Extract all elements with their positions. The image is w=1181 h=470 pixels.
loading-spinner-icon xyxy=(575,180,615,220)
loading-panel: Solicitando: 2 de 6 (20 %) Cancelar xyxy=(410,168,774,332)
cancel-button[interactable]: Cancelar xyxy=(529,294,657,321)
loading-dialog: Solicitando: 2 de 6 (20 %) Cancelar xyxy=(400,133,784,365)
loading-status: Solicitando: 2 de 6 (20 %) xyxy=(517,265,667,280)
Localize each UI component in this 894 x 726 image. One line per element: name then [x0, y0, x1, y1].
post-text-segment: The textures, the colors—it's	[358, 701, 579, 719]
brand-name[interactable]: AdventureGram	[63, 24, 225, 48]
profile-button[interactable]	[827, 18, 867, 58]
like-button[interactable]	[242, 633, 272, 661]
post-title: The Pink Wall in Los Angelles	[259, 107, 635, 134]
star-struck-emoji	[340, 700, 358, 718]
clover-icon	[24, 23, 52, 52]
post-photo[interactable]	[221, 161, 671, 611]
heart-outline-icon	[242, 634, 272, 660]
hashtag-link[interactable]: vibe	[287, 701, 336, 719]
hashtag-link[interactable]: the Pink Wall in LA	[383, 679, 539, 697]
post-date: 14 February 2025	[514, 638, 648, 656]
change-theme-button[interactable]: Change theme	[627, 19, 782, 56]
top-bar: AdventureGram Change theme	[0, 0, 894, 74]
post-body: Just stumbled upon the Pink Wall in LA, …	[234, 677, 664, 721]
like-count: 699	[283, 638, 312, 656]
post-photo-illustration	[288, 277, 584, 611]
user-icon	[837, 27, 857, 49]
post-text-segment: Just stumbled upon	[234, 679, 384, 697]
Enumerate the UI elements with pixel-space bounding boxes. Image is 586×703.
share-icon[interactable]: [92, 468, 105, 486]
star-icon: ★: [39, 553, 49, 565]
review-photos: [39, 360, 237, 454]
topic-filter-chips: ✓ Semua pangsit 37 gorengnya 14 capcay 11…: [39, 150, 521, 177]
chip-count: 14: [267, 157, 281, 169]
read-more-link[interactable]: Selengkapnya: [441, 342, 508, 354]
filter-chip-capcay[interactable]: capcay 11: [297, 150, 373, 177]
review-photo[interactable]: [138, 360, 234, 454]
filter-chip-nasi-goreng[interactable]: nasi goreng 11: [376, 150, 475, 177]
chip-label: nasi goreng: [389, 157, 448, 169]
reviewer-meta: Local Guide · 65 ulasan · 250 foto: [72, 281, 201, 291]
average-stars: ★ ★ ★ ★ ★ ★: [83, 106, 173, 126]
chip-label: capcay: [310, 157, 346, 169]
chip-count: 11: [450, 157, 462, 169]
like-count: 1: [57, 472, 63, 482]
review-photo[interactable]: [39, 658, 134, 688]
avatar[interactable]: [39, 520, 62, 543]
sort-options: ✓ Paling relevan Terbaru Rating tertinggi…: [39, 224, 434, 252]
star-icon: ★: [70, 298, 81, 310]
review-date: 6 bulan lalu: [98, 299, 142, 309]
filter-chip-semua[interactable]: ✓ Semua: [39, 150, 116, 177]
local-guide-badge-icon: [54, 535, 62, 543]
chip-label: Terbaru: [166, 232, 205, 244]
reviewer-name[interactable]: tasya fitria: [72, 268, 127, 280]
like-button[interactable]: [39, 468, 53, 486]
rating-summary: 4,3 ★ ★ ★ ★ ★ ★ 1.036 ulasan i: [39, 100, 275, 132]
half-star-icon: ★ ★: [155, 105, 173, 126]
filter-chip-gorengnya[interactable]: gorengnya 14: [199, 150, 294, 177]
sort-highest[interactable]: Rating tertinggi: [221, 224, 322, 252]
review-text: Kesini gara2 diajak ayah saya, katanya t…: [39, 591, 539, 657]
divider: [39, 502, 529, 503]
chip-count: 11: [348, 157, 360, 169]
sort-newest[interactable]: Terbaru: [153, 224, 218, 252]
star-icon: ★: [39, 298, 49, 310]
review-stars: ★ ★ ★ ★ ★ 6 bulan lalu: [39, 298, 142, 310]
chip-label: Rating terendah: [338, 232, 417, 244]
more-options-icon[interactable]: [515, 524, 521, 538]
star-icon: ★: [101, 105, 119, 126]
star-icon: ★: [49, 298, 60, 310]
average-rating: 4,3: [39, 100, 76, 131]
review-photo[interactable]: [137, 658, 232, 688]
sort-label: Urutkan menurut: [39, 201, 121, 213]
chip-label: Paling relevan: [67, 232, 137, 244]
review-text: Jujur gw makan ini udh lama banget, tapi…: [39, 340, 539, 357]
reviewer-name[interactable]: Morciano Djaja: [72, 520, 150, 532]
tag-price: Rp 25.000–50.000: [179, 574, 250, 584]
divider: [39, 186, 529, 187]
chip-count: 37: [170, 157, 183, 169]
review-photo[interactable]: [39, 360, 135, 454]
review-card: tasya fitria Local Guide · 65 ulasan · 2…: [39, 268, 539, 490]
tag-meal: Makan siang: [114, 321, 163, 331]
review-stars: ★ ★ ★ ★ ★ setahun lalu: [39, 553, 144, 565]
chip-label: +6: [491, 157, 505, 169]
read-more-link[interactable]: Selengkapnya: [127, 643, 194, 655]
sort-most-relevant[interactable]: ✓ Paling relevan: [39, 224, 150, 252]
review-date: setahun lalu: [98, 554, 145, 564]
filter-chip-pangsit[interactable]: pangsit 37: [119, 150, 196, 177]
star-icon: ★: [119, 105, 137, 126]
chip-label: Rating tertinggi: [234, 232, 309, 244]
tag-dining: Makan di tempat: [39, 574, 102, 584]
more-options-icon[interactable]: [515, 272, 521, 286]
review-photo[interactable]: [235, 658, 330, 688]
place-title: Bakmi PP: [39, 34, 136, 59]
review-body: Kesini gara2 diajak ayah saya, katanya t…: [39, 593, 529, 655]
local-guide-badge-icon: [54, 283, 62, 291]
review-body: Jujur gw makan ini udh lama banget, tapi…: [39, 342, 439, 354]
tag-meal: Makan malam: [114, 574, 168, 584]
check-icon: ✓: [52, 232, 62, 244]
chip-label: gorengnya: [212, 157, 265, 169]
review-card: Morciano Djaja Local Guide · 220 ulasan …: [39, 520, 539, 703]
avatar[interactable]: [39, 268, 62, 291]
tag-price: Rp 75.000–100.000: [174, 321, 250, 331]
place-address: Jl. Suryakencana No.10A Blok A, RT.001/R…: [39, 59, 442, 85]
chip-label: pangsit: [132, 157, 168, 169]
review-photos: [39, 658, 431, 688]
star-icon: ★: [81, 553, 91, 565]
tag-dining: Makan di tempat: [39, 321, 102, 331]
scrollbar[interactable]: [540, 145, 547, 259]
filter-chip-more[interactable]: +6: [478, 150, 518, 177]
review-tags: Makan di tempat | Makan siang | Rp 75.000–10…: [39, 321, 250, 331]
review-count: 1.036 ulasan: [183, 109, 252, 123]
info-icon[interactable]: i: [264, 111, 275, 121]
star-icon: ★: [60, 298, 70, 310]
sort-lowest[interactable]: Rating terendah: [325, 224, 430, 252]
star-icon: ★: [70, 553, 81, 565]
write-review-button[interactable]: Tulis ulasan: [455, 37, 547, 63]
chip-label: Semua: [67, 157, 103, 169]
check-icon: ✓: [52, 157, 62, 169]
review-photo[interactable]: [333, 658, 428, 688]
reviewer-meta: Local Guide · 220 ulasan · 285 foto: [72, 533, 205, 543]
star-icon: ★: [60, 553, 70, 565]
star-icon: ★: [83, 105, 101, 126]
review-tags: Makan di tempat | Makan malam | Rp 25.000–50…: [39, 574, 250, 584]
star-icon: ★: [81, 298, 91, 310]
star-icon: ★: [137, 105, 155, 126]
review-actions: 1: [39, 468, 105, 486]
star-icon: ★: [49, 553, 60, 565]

○ ○ ○ ○ ○ ○ ○

EXERCISE TASK: Copy out each of the items above, every line with its original wording, punctuation and numbers unchanged.

OUTPUT OF THE EXERCISE:
Extract all elements with their positions. The image is w=1181 h=470 pixels.
loading-spinner-icon xyxy=(575,180,615,220)
loading-panel: Solicitando: 2 de 6 (20 %) Cancelar xyxy=(410,168,774,332)
cancel-button[interactable]: Cancelar xyxy=(529,294,657,321)
loading-dialog: Solicitando: 2 de 6 (20 %) Cancelar xyxy=(400,133,784,365)
loading-status: Solicitando: 2 de 6 (20 %) xyxy=(517,265,667,280)
Localize each UI component in this 894 x 726 image. One line per element: name then [x0, y0, x1, y1].
post-text-segment: The textures, the colors—it's	[358, 701, 579, 719]
brand-name[interactable]: AdventureGram	[63, 24, 225, 48]
profile-button[interactable]	[827, 18, 867, 58]
like-button[interactable]	[242, 633, 272, 661]
post-title: The Pink Wall in Los Angelles	[259, 107, 635, 134]
star-struck-emoji	[340, 700, 358, 718]
clover-icon	[24, 23, 52, 52]
post-photo[interactable]	[221, 161, 671, 611]
heart-outline-icon	[242, 634, 272, 660]
hashtag-link[interactable]: vibe	[287, 701, 336, 719]
hashtag-link[interactable]: the Pink Wall in LA	[383, 679, 539, 697]
post-date: 14 February 2025	[514, 638, 648, 656]
change-theme-button[interactable]: Change theme	[627, 19, 782, 56]
top-bar: AdventureGram Change theme	[0, 0, 894, 74]
post-body: Just stumbled upon the Pink Wall in LA, …	[234, 677, 664, 721]
like-count: 699	[283, 638, 312, 656]
post-photo-illustration	[288, 277, 584, 611]
user-icon	[837, 27, 857, 49]
post-text-segment: Just stumbled upon	[234, 679, 384, 697]
Enumerate the UI elements with pixel-space bounding boxes. Image is 586×703.
share-icon[interactable]: [92, 468, 105, 486]
star-icon: ★: [39, 553, 49, 565]
review-photos: [39, 360, 237, 454]
topic-filter-chips: ✓ Semua pangsit 37 gorengnya 14 capcay 11…: [39, 150, 521, 177]
chip-count: 14: [267, 157, 281, 169]
read-more-link[interactable]: Selengkapnya: [441, 342, 508, 354]
filter-chip-capcay[interactable]: capcay 11: [297, 150, 373, 177]
review-photo[interactable]: [138, 360, 234, 454]
filter-chip-nasi-goreng[interactable]: nasi goreng 11: [376, 150, 475, 177]
chip-label: nasi goreng: [389, 157, 448, 169]
reviewer-meta: Local Guide · 65 ulasan · 250 foto: [72, 281, 201, 291]
average-stars: ★ ★ ★ ★ ★ ★: [83, 106, 173, 126]
chip-label: capcay: [310, 157, 346, 169]
chip-count: 11: [450, 157, 462, 169]
like-count: 1: [57, 472, 63, 482]
review-photo[interactable]: [39, 658, 134, 688]
avatar[interactable]: [39, 520, 62, 543]
sort-options: ✓ Paling relevan Terbaru Rating tertinggi…: [39, 224, 434, 252]
star-icon: ★: [70, 298, 81, 310]
review-date: 6 bulan lalu: [98, 299, 142, 309]
filter-chip-semua[interactable]: ✓ Semua: [39, 150, 116, 177]
local-guide-badge-icon: [54, 535, 62, 543]
chip-label: Terbaru: [166, 232, 205, 244]
reviewer-name[interactable]: tasya fitria: [72, 268, 127, 280]
like-button[interactable]: [39, 468, 53, 486]
rating-summary: 4,3 ★ ★ ★ ★ ★ ★ 1.036 ulasan i: [39, 100, 275, 132]
half-star-icon: ★ ★: [155, 105, 173, 126]
filter-chip-gorengnya[interactable]: gorengnya 14: [199, 150, 294, 177]
sort-highest[interactable]: Rating tertinggi: [221, 224, 322, 252]
review-text: Kesini gara2 diajak ayah saya, katanya t…: [39, 591, 539, 657]
divider: [39, 502, 529, 503]
chip-count: 11: [348, 157, 360, 169]
sort-newest[interactable]: Terbaru: [153, 224, 218, 252]
star-icon: ★: [39, 298, 49, 310]
review-stars: ★ ★ ★ ★ ★ 6 bulan lalu: [39, 298, 142, 310]
chip-label: Rating terendah: [338, 232, 417, 244]
more-options-icon[interactable]: [515, 524, 521, 538]
star-icon: ★: [101, 105, 119, 126]
star-icon: ★: [49, 298, 60, 310]
average-rating: 4,3: [39, 100, 76, 131]
review-photo[interactable]: [137, 658, 232, 688]
sort-label: Urutkan menurut: [39, 201, 121, 213]
chip-label: Paling relevan: [67, 232, 137, 244]
review-text: Jujur gw makan ini udh lama banget, tapi…: [39, 340, 539, 357]
reviewer-name[interactable]: Morciano Djaja: [72, 520, 150, 532]
tag-price: Rp 25.000–50.000: [179, 574, 250, 584]
divider: [39, 186, 529, 187]
chip-count: 37: [170, 157, 183, 169]
review-photo[interactable]: [39, 360, 135, 454]
review-card: tasya fitria Local Guide · 65 ulasan · 2…: [39, 268, 539, 490]
tag-meal: Makan siang: [114, 321, 163, 331]
review-stars: ★ ★ ★ ★ ★ setahun lalu: [39, 553, 144, 565]
chip-label: +6: [491, 157, 505, 169]
read-more-link[interactable]: Selengkapnya: [127, 643, 194, 655]
sort-most-relevant[interactable]: ✓ Paling relevan: [39, 224, 150, 252]
review-date: setahun lalu: [98, 554, 145, 564]
filter-chip-pangsit[interactable]: pangsit 37: [119, 150, 196, 177]
star-icon: ★: [119, 105, 137, 126]
chip-label: Rating tertinggi: [234, 232, 309, 244]
tag-dining: Makan di tempat: [39, 574, 102, 584]
more-options-icon[interactable]: [515, 272, 521, 286]
review-photo[interactable]: [235, 658, 330, 688]
place-title: Bakmi PP: [39, 34, 136, 59]
review-body: Kesini gara2 diajak ayah saya, katanya t…: [39, 593, 529, 655]
local-guide-badge-icon: [54, 283, 62, 291]
review-body: Jujur gw makan ini udh lama banget, tapi…: [39, 342, 439, 354]
tag-meal: Makan malam: [114, 574, 168, 584]
check-icon: ✓: [52, 232, 62, 244]
chip-label: gorengnya: [212, 157, 265, 169]
review-card: Morciano Djaja Local Guide · 220 ulasan …: [39, 520, 539, 703]
avatar[interactable]: [39, 268, 62, 291]
tag-price: Rp 75.000–100.000: [174, 321, 250, 331]
place-address: Jl. Suryakencana No.10A Blok A, RT.001/R…: [39, 59, 442, 85]
chip-label: pangsit: [132, 157, 168, 169]
review-photos: [39, 658, 431, 688]
star-icon: ★: [81, 553, 91, 565]
tag-dining: Makan di tempat: [39, 321, 102, 331]
scrollbar[interactable]: [540, 145, 547, 259]
filter-chip-more[interactable]: +6: [478, 150, 518, 177]
review-tags: Makan di tempat | Makan siang | Rp 75.000–10…: [39, 321, 250, 331]
review-count: 1.036 ulasan: [183, 109, 252, 123]
info-icon[interactable]: i: [264, 111, 275, 121]
star-icon: ★: [60, 298, 70, 310]
sort-lowest[interactable]: Rating terendah: [325, 224, 430, 252]
star-icon: ★: [70, 553, 81, 565]
write-review-button[interactable]: Tulis ulasan: [455, 37, 547, 63]
chip-label: Semua: [67, 157, 103, 169]
check-icon: ✓: [52, 157, 62, 169]
review-photo[interactable]: [333, 658, 428, 688]
reviewer-meta: Local Guide · 220 ulasan · 285 foto: [72, 533, 205, 543]
star-icon: ★: [60, 553, 70, 565]
star-icon: ★: [83, 105, 101, 126]
review-tags: Makan di tempat | Makan malam | Rp 25.000–50…: [39, 574, 250, 584]
star-icon: ★: [81, 298, 91, 310]
star-icon: ★: [137, 105, 155, 126]
review-actions: 1: [39, 468, 105, 486]
star-icon: ★: [49, 553, 60, 565]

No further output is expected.